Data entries

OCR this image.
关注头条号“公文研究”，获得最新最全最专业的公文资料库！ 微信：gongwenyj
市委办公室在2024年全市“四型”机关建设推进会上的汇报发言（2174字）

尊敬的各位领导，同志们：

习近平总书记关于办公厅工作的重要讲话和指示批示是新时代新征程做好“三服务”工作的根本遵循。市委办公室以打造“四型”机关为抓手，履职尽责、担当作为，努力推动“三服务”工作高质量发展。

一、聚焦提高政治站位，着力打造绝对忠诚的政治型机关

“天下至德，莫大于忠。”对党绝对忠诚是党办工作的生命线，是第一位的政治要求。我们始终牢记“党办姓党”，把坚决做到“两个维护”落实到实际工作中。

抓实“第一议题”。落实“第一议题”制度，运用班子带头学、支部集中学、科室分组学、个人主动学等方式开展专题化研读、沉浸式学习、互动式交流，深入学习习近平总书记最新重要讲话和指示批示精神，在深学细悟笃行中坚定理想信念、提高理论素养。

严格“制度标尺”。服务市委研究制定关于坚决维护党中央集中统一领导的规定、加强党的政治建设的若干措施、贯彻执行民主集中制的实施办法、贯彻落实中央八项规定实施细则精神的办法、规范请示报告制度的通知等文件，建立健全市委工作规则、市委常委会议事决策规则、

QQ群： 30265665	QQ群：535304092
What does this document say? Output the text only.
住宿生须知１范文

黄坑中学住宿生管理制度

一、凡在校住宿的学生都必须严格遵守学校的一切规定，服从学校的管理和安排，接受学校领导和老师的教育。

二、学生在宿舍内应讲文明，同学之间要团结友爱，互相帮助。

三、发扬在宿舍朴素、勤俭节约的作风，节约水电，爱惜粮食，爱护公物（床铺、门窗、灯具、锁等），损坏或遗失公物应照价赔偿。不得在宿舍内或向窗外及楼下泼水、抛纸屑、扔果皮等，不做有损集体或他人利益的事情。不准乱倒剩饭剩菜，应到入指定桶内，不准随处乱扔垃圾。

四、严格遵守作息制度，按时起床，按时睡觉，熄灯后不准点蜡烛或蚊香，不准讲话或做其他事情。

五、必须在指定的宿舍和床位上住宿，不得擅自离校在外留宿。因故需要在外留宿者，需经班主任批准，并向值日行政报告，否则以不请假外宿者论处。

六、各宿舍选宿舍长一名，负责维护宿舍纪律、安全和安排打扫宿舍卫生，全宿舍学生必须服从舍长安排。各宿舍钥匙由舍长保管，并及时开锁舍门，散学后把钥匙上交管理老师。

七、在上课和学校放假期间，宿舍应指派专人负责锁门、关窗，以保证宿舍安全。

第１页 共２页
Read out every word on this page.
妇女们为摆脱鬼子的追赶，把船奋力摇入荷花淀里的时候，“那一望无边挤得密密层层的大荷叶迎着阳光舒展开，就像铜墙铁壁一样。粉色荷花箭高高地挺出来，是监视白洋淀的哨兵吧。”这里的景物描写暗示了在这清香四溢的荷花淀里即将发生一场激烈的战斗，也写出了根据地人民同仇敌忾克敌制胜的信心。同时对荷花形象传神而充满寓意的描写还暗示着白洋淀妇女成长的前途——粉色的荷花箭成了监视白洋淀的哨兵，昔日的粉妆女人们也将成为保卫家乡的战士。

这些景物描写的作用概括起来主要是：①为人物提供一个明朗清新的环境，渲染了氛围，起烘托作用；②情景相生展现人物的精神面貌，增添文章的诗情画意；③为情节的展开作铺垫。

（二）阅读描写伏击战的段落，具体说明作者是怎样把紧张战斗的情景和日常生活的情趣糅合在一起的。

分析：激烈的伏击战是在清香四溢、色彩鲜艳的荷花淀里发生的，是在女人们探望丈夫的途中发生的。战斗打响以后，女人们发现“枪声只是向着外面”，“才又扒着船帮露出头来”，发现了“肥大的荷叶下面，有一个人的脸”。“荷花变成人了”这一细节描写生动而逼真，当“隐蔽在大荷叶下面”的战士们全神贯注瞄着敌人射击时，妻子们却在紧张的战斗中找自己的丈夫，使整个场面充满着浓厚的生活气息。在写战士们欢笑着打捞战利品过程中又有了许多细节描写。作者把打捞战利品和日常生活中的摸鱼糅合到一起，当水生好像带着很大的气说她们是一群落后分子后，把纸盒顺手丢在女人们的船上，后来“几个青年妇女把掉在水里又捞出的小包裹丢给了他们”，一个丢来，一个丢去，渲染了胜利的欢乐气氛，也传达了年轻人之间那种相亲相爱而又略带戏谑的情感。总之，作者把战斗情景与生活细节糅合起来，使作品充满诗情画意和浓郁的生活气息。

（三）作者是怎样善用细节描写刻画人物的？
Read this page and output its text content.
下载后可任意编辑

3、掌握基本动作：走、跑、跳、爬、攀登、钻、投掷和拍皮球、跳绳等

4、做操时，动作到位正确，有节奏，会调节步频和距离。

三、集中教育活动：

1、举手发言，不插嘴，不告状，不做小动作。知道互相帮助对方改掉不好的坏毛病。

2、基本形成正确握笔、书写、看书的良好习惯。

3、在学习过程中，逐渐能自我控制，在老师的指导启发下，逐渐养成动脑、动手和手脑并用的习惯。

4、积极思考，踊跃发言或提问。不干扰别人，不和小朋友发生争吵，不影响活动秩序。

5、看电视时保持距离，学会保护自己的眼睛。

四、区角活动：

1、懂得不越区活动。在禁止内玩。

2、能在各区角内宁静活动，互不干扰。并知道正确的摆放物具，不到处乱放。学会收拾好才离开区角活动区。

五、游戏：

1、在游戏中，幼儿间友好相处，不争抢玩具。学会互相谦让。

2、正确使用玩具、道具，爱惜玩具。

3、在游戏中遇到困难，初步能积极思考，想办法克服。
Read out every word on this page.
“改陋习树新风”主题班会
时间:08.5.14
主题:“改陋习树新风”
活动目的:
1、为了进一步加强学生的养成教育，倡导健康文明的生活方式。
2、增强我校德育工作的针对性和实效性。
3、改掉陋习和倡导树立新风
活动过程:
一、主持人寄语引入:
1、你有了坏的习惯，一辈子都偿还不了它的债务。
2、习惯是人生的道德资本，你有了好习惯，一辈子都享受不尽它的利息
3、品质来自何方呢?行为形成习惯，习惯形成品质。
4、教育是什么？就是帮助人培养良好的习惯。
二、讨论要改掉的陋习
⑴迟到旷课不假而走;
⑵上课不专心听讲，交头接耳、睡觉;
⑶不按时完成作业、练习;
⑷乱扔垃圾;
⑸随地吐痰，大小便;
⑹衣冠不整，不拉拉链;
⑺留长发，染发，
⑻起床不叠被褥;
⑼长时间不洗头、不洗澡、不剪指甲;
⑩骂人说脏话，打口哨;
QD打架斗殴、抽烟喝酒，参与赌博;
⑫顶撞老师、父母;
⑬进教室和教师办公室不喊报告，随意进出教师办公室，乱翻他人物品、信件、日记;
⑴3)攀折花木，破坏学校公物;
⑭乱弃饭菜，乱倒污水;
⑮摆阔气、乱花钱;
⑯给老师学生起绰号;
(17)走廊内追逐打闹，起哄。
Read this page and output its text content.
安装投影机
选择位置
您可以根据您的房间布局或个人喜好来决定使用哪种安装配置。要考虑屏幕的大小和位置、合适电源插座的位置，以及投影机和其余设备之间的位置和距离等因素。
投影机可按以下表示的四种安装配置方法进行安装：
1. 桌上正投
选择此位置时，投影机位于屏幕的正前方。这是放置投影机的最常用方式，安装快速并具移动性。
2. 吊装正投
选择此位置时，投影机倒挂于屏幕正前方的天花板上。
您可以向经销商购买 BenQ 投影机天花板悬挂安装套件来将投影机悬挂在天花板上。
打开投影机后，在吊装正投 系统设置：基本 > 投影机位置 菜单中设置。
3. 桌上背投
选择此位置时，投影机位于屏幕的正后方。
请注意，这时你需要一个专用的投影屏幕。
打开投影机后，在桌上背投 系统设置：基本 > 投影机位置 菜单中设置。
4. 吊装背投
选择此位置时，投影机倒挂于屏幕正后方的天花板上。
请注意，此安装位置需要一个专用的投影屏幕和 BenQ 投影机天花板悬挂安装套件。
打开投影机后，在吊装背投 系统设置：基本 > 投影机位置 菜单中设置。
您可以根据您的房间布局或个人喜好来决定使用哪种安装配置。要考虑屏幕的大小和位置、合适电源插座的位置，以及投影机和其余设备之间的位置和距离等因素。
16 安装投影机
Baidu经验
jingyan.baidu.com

> Exercise aim
Within the listing above, copy each line that has the string "菜单中设置".

> Solved exercise
打开投影机后，在吊装正投 系统设置：基本 > 投影机位置 菜单中设置。
打开投影机后，在桌上背投 系统设置：基本 > 投影机位置 菜单中设置。
打开投影机后，在吊装背投 系统设置：基本 > 投影机位置 菜单中设置。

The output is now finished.